● What is being asked
Read the lines that follow and tally those with the word "symbol"; give the number and nothing else.

● Supplied information
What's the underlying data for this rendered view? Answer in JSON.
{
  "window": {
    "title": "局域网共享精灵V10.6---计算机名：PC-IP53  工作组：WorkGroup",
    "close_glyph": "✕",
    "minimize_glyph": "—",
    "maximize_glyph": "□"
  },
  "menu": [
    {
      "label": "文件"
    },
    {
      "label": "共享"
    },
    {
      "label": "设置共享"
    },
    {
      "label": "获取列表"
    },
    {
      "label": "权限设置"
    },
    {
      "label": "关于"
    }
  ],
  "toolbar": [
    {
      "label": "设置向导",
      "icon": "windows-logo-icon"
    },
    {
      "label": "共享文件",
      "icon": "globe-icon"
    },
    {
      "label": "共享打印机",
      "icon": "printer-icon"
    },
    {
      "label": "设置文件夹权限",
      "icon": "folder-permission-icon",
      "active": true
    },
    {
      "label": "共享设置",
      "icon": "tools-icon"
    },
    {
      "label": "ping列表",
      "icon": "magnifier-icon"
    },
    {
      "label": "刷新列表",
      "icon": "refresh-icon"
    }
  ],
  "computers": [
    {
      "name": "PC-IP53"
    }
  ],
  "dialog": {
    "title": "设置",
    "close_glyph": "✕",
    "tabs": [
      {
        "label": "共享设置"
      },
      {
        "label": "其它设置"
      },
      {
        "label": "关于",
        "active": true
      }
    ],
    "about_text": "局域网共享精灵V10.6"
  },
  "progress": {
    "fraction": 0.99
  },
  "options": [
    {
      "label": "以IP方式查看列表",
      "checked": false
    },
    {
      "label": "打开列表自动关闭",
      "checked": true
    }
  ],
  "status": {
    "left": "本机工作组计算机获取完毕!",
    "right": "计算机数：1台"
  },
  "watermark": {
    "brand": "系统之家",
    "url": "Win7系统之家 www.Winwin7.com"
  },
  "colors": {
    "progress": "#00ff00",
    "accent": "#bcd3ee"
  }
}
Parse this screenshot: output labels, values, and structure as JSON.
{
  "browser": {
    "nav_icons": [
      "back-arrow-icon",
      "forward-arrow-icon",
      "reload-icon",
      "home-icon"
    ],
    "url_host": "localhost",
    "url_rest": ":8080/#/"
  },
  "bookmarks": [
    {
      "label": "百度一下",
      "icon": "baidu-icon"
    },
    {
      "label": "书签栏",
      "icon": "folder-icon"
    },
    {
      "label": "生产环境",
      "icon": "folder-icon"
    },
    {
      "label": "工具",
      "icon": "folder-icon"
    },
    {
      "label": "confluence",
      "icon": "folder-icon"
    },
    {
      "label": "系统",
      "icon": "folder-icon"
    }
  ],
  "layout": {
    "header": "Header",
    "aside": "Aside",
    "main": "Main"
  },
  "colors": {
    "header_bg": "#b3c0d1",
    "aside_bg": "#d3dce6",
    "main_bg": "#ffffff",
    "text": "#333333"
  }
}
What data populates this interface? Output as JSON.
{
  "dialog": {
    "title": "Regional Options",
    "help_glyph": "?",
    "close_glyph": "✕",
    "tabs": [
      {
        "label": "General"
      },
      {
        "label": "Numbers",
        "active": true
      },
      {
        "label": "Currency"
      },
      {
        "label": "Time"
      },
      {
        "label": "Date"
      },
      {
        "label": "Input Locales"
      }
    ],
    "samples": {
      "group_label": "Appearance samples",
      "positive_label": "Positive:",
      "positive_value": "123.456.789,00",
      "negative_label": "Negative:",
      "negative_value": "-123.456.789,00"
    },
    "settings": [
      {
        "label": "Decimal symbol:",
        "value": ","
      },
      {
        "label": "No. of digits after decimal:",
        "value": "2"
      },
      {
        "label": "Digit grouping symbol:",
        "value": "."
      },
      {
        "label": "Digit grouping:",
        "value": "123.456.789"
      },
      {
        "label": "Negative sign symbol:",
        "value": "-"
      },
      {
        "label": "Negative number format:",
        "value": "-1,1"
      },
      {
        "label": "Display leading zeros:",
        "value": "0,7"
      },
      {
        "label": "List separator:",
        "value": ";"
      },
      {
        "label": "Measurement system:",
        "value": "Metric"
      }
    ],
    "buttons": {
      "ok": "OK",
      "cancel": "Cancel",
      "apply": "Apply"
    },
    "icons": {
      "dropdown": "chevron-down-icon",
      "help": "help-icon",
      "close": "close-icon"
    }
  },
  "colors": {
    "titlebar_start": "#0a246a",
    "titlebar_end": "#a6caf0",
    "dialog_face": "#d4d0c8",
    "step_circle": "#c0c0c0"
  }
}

● Exercise response
3